» **Work to be completed**: Which lines contain the word "категории"? Return each of them as written.

» **Material to process**:
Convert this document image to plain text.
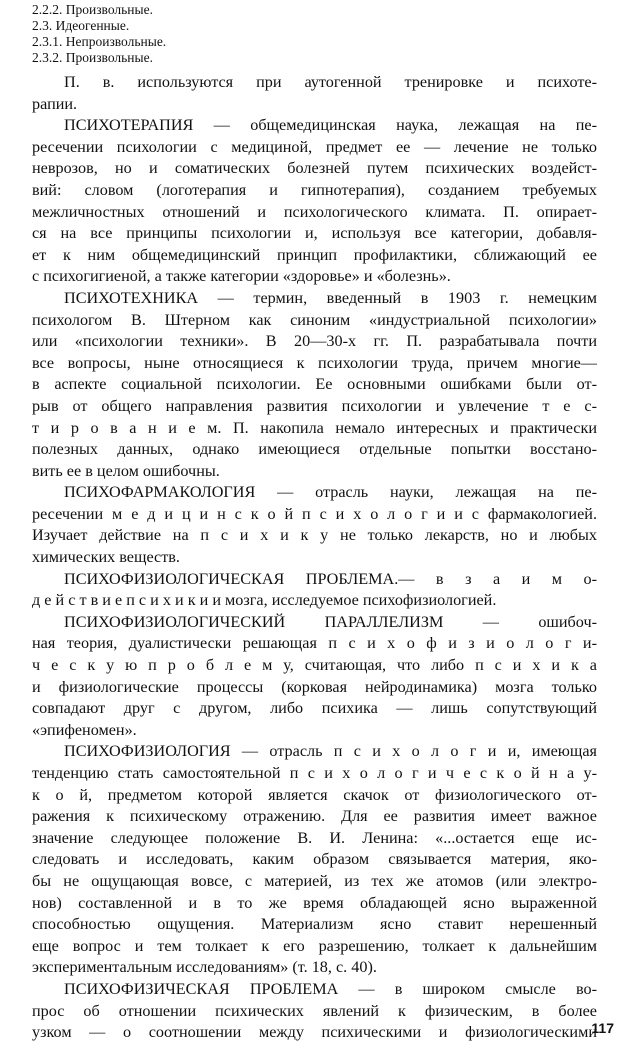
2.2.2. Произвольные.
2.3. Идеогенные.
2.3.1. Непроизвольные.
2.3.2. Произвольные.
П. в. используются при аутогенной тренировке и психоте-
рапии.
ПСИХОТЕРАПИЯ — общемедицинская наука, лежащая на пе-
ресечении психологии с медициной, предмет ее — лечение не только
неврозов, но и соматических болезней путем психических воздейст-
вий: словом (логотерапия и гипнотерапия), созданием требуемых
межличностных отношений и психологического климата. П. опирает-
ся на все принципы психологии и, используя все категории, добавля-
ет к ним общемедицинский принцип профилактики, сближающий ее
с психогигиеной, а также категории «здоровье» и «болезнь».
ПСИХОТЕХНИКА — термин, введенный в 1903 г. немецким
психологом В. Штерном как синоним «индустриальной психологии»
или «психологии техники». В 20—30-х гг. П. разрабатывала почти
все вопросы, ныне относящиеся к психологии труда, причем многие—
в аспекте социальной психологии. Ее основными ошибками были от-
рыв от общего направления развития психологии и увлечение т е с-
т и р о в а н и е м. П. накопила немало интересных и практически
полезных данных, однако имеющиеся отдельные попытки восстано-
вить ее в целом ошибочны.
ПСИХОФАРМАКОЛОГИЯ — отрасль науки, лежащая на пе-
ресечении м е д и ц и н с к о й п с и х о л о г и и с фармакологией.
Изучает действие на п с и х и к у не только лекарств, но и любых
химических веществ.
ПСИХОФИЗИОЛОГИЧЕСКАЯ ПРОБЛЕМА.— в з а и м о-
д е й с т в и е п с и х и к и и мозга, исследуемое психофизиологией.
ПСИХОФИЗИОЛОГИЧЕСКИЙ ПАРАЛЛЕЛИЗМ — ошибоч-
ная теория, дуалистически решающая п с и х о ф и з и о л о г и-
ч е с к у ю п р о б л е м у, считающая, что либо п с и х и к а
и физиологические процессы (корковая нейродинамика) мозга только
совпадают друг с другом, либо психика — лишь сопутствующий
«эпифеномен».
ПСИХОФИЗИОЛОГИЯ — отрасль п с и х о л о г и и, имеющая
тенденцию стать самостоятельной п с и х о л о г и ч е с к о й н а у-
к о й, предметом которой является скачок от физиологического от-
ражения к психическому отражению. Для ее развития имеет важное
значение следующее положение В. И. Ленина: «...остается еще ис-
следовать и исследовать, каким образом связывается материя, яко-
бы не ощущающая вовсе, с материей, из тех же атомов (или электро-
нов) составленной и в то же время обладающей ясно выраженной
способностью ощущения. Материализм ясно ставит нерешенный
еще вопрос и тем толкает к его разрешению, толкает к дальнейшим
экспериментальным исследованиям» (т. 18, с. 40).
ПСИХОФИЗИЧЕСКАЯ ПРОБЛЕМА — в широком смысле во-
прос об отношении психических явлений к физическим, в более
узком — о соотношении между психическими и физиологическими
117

» **Completed exercise**:
ся на все принципы психологии и, используя все категории, добавля-
с психогигиеной, а также категории «здоровье» и «болезнь».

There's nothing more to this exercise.